◆ **Goal**
Gather every line from the entries below that includes "type".

[Collected data entries]

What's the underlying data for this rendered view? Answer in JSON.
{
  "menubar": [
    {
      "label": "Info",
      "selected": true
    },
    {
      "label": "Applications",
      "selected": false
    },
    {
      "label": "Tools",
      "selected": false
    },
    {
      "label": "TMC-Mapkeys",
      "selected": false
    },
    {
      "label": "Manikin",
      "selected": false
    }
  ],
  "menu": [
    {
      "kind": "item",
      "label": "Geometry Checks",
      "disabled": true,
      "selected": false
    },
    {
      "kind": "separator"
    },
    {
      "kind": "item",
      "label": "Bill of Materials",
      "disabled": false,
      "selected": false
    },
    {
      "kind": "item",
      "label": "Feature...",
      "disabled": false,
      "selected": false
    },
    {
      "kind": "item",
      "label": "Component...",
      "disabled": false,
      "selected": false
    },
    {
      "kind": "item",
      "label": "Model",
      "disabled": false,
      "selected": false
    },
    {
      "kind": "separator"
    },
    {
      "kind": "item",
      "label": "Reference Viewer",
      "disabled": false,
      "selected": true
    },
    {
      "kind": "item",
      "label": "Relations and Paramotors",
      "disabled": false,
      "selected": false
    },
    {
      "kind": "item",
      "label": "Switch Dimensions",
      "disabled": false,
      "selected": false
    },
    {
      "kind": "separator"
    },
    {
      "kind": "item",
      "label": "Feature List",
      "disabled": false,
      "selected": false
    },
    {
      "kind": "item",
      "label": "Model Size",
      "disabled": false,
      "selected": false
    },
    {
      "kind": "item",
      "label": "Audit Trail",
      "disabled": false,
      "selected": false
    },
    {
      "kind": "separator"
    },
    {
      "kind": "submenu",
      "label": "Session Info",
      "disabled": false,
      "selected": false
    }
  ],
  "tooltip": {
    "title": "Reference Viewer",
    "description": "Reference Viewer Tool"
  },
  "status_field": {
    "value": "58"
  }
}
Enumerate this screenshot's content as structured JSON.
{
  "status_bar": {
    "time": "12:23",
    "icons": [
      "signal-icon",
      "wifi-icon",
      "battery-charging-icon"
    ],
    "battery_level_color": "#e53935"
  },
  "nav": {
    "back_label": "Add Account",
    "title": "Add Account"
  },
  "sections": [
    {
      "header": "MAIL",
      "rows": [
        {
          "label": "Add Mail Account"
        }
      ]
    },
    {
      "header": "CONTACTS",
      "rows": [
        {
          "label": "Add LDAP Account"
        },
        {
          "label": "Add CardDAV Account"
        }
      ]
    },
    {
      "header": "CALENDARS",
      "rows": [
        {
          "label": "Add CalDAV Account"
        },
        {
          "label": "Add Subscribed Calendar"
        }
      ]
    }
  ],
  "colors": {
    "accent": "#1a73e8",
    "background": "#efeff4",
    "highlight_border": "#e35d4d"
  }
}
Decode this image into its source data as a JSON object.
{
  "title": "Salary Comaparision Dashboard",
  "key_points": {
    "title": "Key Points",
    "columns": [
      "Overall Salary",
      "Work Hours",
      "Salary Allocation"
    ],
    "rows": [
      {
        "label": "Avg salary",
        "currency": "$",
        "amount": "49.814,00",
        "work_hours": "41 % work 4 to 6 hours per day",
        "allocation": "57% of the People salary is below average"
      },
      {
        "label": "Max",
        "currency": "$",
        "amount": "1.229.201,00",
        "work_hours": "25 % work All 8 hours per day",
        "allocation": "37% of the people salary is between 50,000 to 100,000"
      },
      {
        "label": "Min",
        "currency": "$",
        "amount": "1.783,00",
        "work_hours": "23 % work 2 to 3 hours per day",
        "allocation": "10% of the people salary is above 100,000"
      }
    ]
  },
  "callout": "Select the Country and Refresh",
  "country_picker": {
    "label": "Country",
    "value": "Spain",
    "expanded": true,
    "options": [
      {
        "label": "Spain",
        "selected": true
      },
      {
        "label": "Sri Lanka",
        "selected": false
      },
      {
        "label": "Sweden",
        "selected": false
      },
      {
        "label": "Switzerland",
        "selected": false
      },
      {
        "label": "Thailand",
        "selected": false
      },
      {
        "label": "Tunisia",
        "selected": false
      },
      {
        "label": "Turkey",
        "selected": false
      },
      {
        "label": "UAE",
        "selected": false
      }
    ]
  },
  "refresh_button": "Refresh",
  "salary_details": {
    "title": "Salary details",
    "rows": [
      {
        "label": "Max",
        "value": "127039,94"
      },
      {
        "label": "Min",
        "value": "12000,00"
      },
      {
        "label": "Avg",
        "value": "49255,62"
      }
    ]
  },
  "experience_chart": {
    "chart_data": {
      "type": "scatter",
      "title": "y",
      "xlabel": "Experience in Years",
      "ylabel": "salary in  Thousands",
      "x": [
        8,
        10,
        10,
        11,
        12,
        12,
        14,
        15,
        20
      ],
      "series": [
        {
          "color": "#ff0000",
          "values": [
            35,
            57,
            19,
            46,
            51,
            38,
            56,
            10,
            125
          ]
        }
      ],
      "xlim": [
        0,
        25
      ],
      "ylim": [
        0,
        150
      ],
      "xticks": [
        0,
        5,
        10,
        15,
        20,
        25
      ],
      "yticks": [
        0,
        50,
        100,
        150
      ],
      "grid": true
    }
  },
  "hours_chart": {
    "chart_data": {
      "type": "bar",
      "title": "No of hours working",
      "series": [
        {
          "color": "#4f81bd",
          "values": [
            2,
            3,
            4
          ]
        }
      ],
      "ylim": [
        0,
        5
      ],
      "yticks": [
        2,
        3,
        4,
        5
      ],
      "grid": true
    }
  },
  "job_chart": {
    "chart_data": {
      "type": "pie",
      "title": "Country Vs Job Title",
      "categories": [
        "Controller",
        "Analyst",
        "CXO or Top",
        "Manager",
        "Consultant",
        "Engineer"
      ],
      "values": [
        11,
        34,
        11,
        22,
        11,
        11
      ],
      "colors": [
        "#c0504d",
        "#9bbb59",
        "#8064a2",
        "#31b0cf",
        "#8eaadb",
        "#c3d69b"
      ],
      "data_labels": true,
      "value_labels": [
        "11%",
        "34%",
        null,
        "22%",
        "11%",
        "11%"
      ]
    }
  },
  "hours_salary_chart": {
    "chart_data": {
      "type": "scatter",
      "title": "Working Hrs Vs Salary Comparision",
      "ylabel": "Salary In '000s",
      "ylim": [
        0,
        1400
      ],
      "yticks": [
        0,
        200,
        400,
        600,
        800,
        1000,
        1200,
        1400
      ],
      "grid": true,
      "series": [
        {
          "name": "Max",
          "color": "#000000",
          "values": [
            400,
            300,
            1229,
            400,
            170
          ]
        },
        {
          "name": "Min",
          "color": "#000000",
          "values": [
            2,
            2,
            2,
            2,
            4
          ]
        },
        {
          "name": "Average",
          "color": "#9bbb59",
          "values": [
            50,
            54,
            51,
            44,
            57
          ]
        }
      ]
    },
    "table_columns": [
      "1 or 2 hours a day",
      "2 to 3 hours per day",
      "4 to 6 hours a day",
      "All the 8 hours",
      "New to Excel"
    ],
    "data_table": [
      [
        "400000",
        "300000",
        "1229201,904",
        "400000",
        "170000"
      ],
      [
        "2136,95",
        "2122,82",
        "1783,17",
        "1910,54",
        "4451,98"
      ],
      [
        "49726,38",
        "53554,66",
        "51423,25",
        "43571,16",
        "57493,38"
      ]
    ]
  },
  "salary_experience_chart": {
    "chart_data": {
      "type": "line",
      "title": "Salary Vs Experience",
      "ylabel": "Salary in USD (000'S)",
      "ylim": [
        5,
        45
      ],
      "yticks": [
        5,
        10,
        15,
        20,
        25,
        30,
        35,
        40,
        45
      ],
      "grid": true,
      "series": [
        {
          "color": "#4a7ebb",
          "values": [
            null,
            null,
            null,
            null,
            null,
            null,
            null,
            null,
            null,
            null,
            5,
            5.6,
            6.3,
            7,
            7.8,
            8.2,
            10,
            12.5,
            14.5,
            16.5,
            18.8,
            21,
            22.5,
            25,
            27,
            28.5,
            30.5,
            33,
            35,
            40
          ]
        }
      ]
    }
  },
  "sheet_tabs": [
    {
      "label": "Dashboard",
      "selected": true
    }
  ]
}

◆ **Expected answer**
      "type": "scatter",
      "type": "bar",
      "type": "pie",
      "type": "scatter",
      "type": "line",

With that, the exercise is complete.